● Given problem
Pick out each line of the records that includes the string "IMPROVEMENTS", and copy it.

(Records from a collection)
=======
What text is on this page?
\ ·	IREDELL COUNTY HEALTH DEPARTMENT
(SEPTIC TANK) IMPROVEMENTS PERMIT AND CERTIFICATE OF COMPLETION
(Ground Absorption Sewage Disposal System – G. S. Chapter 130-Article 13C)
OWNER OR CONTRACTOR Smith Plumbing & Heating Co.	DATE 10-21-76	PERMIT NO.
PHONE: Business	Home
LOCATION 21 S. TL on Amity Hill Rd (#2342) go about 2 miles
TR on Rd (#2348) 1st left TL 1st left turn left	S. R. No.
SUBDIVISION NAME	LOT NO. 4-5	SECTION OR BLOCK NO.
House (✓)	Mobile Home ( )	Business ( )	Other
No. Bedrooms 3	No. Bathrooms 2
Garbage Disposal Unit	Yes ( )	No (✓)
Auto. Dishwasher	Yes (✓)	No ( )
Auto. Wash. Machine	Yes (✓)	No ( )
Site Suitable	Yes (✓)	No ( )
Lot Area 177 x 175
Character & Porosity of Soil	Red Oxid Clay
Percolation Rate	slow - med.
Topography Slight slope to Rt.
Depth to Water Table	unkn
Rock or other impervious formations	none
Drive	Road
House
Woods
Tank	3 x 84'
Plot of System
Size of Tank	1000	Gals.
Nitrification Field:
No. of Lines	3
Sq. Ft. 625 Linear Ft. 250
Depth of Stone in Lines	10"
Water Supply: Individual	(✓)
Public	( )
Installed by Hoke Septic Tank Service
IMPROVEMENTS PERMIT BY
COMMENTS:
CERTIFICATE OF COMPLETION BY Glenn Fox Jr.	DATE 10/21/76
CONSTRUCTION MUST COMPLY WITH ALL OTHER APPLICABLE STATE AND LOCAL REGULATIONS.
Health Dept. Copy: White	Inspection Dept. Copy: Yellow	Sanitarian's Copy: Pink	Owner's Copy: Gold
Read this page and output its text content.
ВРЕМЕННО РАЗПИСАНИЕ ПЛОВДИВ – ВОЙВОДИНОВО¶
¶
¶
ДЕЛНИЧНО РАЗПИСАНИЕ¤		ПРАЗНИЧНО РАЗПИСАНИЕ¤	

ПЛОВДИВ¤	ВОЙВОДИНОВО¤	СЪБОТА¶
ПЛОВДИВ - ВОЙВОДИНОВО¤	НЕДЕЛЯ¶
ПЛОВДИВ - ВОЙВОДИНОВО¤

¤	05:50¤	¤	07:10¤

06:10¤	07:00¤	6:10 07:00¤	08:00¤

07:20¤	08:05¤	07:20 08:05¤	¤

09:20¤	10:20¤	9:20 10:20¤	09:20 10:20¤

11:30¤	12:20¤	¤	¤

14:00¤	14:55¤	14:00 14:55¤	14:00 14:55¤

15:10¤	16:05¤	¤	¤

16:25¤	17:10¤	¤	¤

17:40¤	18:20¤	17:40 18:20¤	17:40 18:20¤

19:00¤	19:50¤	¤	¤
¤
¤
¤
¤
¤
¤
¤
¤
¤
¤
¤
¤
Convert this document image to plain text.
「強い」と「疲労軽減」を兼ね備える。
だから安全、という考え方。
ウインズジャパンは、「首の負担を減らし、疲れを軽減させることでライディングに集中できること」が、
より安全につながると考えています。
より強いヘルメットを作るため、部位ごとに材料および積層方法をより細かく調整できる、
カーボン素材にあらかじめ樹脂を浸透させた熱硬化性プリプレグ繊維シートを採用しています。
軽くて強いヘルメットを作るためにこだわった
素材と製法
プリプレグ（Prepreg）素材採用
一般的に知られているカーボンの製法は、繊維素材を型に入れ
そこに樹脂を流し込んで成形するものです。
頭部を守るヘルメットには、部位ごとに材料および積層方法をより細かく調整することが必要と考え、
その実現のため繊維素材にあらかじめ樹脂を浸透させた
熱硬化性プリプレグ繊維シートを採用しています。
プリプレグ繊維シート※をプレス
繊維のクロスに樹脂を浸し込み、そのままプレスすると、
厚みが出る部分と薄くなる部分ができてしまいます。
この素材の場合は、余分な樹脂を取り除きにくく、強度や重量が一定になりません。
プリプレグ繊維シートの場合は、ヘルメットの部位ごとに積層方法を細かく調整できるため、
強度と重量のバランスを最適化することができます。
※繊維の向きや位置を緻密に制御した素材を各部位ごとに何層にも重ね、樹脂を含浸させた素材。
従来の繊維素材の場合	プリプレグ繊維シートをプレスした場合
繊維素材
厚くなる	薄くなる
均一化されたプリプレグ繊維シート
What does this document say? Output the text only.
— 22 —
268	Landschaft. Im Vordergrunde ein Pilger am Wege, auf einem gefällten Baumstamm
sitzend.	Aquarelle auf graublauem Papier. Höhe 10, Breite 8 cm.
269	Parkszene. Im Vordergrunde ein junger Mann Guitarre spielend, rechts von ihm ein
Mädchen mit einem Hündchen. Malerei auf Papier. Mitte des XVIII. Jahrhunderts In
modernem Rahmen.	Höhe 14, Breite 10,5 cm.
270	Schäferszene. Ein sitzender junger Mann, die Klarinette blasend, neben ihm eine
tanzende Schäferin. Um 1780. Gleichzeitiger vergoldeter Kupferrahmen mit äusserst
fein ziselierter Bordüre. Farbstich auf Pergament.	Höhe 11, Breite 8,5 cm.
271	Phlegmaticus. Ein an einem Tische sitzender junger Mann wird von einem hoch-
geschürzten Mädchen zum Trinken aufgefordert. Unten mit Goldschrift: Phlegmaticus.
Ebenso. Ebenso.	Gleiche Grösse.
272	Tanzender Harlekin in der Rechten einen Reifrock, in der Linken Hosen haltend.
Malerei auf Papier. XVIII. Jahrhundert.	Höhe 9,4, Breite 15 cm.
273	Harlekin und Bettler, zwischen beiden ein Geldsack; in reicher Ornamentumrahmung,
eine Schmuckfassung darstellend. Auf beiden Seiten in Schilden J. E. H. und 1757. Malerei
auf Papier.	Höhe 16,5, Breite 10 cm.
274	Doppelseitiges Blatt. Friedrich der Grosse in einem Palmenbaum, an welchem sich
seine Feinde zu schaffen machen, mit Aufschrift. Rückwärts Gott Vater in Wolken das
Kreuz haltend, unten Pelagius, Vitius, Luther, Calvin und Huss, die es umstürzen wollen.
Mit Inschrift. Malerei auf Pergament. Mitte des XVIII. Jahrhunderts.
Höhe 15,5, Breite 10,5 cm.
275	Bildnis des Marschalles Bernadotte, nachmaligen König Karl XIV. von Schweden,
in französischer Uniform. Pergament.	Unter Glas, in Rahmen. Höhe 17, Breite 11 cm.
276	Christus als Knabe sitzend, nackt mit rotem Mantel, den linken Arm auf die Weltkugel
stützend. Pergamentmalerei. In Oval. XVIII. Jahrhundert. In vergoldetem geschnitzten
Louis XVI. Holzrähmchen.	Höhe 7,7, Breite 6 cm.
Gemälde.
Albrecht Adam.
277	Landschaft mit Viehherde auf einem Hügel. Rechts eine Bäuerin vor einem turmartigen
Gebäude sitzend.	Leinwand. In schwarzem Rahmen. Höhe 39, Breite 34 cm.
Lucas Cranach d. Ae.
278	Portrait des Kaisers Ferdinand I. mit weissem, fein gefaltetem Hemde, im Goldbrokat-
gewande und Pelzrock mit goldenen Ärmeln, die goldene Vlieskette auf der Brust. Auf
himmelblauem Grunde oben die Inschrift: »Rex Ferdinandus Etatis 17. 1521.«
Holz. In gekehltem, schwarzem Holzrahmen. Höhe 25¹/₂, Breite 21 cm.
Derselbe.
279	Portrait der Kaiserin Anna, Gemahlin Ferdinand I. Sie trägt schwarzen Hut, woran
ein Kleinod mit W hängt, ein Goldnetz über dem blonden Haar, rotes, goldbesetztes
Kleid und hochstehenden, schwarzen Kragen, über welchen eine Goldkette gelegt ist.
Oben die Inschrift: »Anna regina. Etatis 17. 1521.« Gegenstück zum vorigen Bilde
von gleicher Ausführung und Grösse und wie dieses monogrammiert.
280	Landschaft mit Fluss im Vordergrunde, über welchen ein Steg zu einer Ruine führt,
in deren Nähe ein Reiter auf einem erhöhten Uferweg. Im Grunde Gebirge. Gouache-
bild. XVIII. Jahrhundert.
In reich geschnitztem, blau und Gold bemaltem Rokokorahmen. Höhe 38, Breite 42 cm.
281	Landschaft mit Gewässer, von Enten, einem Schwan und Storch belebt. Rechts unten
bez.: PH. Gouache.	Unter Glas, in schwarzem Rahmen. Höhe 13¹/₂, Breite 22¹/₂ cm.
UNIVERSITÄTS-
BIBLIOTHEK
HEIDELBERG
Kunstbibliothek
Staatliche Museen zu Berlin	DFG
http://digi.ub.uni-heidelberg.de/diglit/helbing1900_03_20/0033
=======
● Completed task
(SEPTIC TANK) IMPROVEMENTS PERMIT AND CERTIFICATE OF COMPLETION
IMPROVEMENTS PERMIT BY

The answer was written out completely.